Task description: In the listing below, find every line containing "ylabel" and copy it out.

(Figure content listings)
============================================================

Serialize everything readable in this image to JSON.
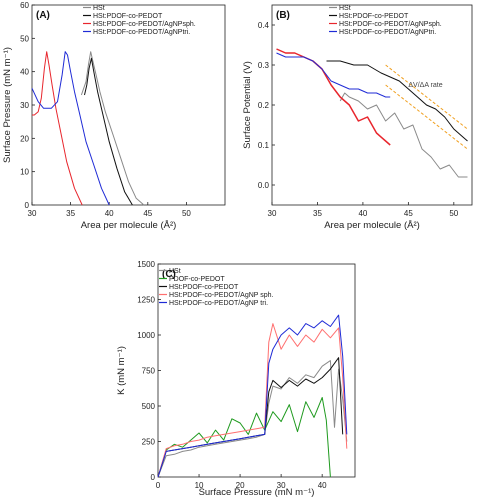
{
  "chart_data": [
    {
      "panel": "(A)",
      "type": "line",
      "xlabel": "Area per molecule (Å²)",
      "ylabel": "Surface Pressure (mN m⁻¹)",
      "xlim": [
        30,
        55
      ],
      "ylim": [
        0,
        60
      ],
      "xticks": [
        30,
        35,
        40,
        45,
        50
      ],
      "yticks": [
        0,
        10,
        20,
        30,
        40,
        50,
        60
      ],
      "legend_position": "top-right",
      "series": [
        {
          "name": "HSt",
          "color": "#8a8a8a",
          "x": [
            44.5,
            43.5,
            42.5,
            41.5,
            40.5,
            39.5,
            38.8,
            38.3,
            37.9,
            37.6,
            37.3,
            37.0,
            36.7,
            36.4
          ],
          "y": [
            0,
            2,
            7,
            14,
            21,
            28,
            34,
            39,
            43,
            46,
            42,
            37,
            35,
            33
          ]
        },
        {
          "name": "HSt:PDOF-co-PEDOT",
          "color": "#111111",
          "x": [
            43.0,
            42.0,
            41.0,
            40.0,
            39.2,
            38.5,
            38.0,
            37.7,
            37.4,
            37.1,
            36.8
          ],
          "y": [
            0,
            4,
            11,
            19,
            27,
            34,
            40,
            44,
            41,
            36,
            33
          ]
        },
        {
          "name": "HSt:PDOF-co-PEDOT/AgNPsph.",
          "color": "#e8262d",
          "x": [
            36.5,
            35.5,
            34.5,
            33.8,
            33.1,
            32.6,
            32.2,
            31.9,
            31.6,
            31.2,
            30.8,
            30.3,
            30.0
          ],
          "y": [
            0,
            5,
            13,
            21,
            29,
            36,
            42,
            46,
            41,
            32,
            28,
            27,
            27
          ]
        },
        {
          "name": "HSt:PDOF-co-PEDOT/AgNPtri.",
          "color": "#1f2bd6",
          "x": [
            40.0,
            39.0,
            38.0,
            37.0,
            36.2,
            35.5,
            35.0,
            34.6,
            34.3,
            33.9,
            33.3,
            32.5,
            31.5,
            30.8,
            30.0
          ],
          "y": [
            0,
            5,
            12,
            19,
            27,
            34,
            40,
            45,
            46,
            39,
            31,
            29,
            29,
            31,
            35
          ]
        }
      ]
    },
    {
      "panel": "(B)",
      "type": "line",
      "xlabel": "Area per molecule (Å²)",
      "ylabel": "Surface Potential (V)",
      "xlim": [
        30,
        52
      ],
      "ylim": [
        -0.05,
        0.45
      ],
      "xticks": [
        30,
        35,
        40,
        45,
        50
      ],
      "yticks": [
        0.0,
        0.1,
        0.2,
        0.3,
        0.4
      ],
      "legend_position": "top-left",
      "annotation": "ΔV/ΔA rate",
      "series": [
        {
          "name": "HSt",
          "color": "#8a8a8a",
          "x": [
            37.5,
            38.0,
            38.5,
            39.5,
            40.5,
            41.5,
            42.5,
            43.5,
            44.5,
            45.5,
            46.5,
            47.5,
            48.5,
            49.5,
            50.5,
            51.5
          ],
          "y": [
            0.21,
            0.23,
            0.22,
            0.21,
            0.19,
            0.2,
            0.16,
            0.18,
            0.14,
            0.15,
            0.09,
            0.07,
            0.04,
            0.05,
            0.02,
            0.02
          ]
        },
        {
          "name": "HSt:PDOF-co-PEDOT",
          "color": "#111111",
          "x": [
            36.0,
            37.5,
            39.0,
            40.5,
            42.0,
            43.0,
            44.0,
            45.0,
            46.0,
            47.0,
            48.0,
            49.0,
            50.0,
            51.0,
            51.5
          ],
          "y": [
            0.31,
            0.31,
            0.3,
            0.3,
            0.28,
            0.27,
            0.26,
            0.24,
            0.22,
            0.2,
            0.19,
            0.17,
            0.14,
            0.12,
            0.11
          ]
        },
        {
          "name": "HSt:PDOF-co-PEDOT/AgNPsph.",
          "color": "#e8262d",
          "x": [
            30.5,
            31.5,
            32.5,
            33.5,
            34.5,
            35.5,
            36.5,
            37.5,
            38.5,
            39.5,
            40.5,
            41.5,
            42.5,
            43.0
          ],
          "y": [
            0.34,
            0.33,
            0.33,
            0.32,
            0.31,
            0.29,
            0.25,
            0.22,
            0.2,
            0.16,
            0.17,
            0.13,
            0.11,
            0.1
          ]
        },
        {
          "name": "HSt:PDOF-co-PEDOT/AgNPtri.",
          "color": "#1f2bd6",
          "x": [
            30.5,
            31.5,
            32.5,
            33.5,
            34.5,
            35.5,
            36.5,
            37.5,
            38.5,
            39.5,
            40.5,
            41.5,
            42.5,
            43.0
          ],
          "y": [
            0.33,
            0.32,
            0.32,
            0.32,
            0.31,
            0.29,
            0.26,
            0.25,
            0.24,
            0.24,
            0.23,
            0.23,
            0.22,
            0.22
          ]
        }
      ]
    },
    {
      "panel": "(C)",
      "type": "line",
      "xlabel": "Surface Pressure (mN m⁻¹)",
      "ylabel": "K (mN m⁻¹)",
      "xlim": [
        0,
        48
      ],
      "ylim": [
        0,
        1500
      ],
      "xticks": [
        0,
        10,
        20,
        30,
        40
      ],
      "yticks": [
        0,
        250,
        500,
        750,
        1000,
        1250,
        1500
      ],
      "legend_position": "top-left",
      "series": [
        {
          "name": "HSt",
          "color": "#8a8a8a",
          "x": [
            0,
            2,
            4,
            6,
            8,
            10,
            12,
            14,
            16,
            18,
            20,
            22,
            24,
            26,
            27,
            28,
            30,
            32,
            34,
            36,
            38,
            40,
            42,
            43,
            44,
            45,
            46
          ],
          "y": [
            0,
            150,
            160,
            180,
            190,
            210,
            220,
            230,
            240,
            250,
            260,
            270,
            280,
            300,
            520,
            640,
            620,
            700,
            660,
            720,
            700,
            780,
            820,
            350,
            760,
            550,
            250
          ]
        },
        {
          "name": "PDOF-co-PEDOT",
          "color": "#1f9a1f",
          "x": [
            0,
            2,
            4,
            6,
            8,
            10,
            12,
            14,
            16,
            18,
            20,
            22,
            24,
            26,
            28,
            30,
            32,
            34,
            36,
            38,
            40,
            41,
            42
          ],
          "y": [
            0,
            190,
            230,
            210,
            260,
            310,
            240,
            330,
            260,
            410,
            380,
            300,
            450,
            330,
            460,
            390,
            510,
            320,
            530,
            420,
            560,
            400,
            0
          ]
        },
        {
          "name": "HSt:PDOF-co-PEDOT",
          "color": "#111111",
          "x": [
            0,
            2,
            4,
            6,
            8,
            10,
            12,
            14,
            16,
            18,
            20,
            22,
            24,
            26,
            27,
            28,
            30,
            32,
            34,
            36,
            38,
            40,
            42,
            44,
            45
          ],
          "y": [
            0,
            180,
            190,
            200,
            210,
            220,
            230,
            240,
            250,
            260,
            270,
            280,
            290,
            300,
            600,
            680,
            630,
            680,
            640,
            690,
            660,
            700,
            760,
            840,
            300
          ]
        },
        {
          "name": "HSt:PDOF-co-PEDOT/AgNP sph.",
          "color": "#ff6f6f",
          "x": [
            0,
            2,
            4,
            6,
            8,
            10,
            12,
            14,
            16,
            18,
            20,
            22,
            24,
            26,
            27,
            28,
            30,
            32,
            34,
            36,
            38,
            40,
            42,
            44,
            45,
            46
          ],
          "y": [
            0,
            200,
            220,
            230,
            250,
            260,
            280,
            290,
            300,
            310,
            320,
            330,
            340,
            350,
            950,
            1080,
            900,
            1000,
            920,
            1000,
            950,
            1040,
            980,
            1050,
            700,
            200
          ]
        },
        {
          "name": "HSt:PDOF-co-PEDOT/AgNP tri.",
          "color": "#1f2bd6",
          "x": [
            0,
            2,
            4,
            6,
            8,
            10,
            12,
            14,
            16,
            18,
            20,
            22,
            24,
            26,
            27,
            28,
            30,
            32,
            34,
            36,
            38,
            40,
            42,
            44,
            45,
            46
          ],
          "y": [
            0,
            180,
            190,
            200,
            210,
            220,
            230,
            240,
            250,
            260,
            270,
            280,
            290,
            300,
            800,
            900,
            1000,
            1050,
            1000,
            1080,
            1050,
            1100,
            1060,
            1140,
            850,
            300
          ]
        }
      ]
    }
  ]
}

============================================================

Full output:
      "ylabel": "Surface Pressure (mN m⁻¹)",
      "ylabel": "Surface Potential (V)",
      "ylabel": "K (mN m⁻¹)",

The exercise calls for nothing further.